━━━ Records for processing ━━━

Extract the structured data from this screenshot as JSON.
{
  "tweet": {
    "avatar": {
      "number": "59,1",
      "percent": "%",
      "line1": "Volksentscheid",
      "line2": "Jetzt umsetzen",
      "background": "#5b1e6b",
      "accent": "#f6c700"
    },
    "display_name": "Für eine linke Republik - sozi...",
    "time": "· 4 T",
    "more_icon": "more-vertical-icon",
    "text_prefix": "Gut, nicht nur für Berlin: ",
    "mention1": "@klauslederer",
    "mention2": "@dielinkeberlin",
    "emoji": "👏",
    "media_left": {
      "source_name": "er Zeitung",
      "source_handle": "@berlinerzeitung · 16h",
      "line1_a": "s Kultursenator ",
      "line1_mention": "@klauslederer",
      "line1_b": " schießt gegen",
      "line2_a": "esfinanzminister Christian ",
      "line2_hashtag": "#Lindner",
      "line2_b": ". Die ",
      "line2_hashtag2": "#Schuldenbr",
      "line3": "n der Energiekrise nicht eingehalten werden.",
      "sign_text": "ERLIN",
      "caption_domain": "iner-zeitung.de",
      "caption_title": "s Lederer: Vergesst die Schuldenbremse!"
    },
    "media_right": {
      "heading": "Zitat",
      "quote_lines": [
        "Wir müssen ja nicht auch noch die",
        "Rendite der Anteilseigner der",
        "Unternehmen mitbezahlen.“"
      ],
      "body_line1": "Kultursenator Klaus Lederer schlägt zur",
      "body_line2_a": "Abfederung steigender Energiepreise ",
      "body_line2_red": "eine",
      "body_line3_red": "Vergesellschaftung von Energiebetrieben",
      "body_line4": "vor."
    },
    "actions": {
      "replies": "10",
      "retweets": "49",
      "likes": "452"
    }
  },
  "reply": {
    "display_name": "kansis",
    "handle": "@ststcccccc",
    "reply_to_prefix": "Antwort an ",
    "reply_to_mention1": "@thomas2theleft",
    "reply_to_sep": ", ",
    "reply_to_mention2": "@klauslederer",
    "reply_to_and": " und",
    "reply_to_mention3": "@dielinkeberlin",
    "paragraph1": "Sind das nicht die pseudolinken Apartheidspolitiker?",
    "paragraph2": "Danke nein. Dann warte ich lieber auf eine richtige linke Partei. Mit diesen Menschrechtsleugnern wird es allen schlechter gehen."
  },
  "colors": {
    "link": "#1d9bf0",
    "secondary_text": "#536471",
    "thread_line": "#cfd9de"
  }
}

━━━

▸ **What to work on**: Please reproduce each record precisely as written.

▸ **Response to this task**:
Extract the structured data from this screenshot as JSON.
{
  "tweet": {
    "avatar": {
      "number": "59,1",
      "percent": "%",
      "line1": "Volksentscheid",
      "line2": "Jetzt umsetzen",
      "background": "#5b1e6b",
      "accent": "#f6c700"
    },
    "display_name": "Für eine linke Republik - sozi...",
    "time": "· 4 T",
    "more_icon": "more-vertical-icon",
    "text_prefix": "Gut, nicht nur für Berlin: ",
    "mention1": "@klauslederer",
    "mention2": "@dielinkeberlin",
    "emoji": "👏",
    "media_left": {
      "source_name": "er Zeitung",
      "source_handle": "@berlinerzeitung · 16h",
      "line1_a": "s Kultursenator ",
      "line1_mention": "@klauslederer",
      "line1_b": " schießt gegen",
      "line2_a": "esfinanzminister Christian ",
      "line2_hashtag": "#Lindner",
      "line2_b": ". Die ",
      "line2_hashtag2": "#Schuldenbr",
      "line3": "n der Energiekrise nicht eingehalten werden.",
      "sign_text": "ERLIN",
      "caption_domain": "iner-zeitung.de",
      "caption_title": "s Lederer: Vergesst die Schuldenbremse!"
    },
    "media_right": {
      "heading": "Zitat",
      "quote_lines": [
        "Wir müssen ja nicht auch noch die",
        "Rendite der Anteilseigner der",
        "Unternehmen mitbezahlen.“"
      ],
      "body_line1": "Kultursenator Klaus Lederer schlägt zur",
      "body_line2_a": "Abfederung steigender Energiepreise ",
      "body_line2_red": "eine",
      "body_line3_red": "Vergesellschaftung von Energiebetrieben",
      "body_line4": "vor."
    },
    "actions": {
      "replies": "10",
      "retweets": "49",
      "likes": "452"
    }
  },
  "reply": {
    "display_name": "kansis",
    "handle": "@ststcccccc",
    "reply_to_prefix": "Antwort an ",
    "reply_to_mention1": "@thomas2theleft",
    "reply_to_sep": ", ",
    "reply_to_mention2": "@klauslederer",
    "reply_to_and": " und",
    "reply_to_mention3": "@dielinkeberlin",
    "paragraph1": "Sind das nicht die pseudolinken Apartheidspolitiker?",
    "paragraph2": "Danke nein. Dann warte ich lieber auf eine richtige linke Partei. Mit diesen Menschrechtsleugnern wird es allen schlechter gehen."
  },
  "colors": {
    "link": "#1d9bf0",
    "secondary_text": "#536471",
    "thread_line": "#cfd9de"
  }
}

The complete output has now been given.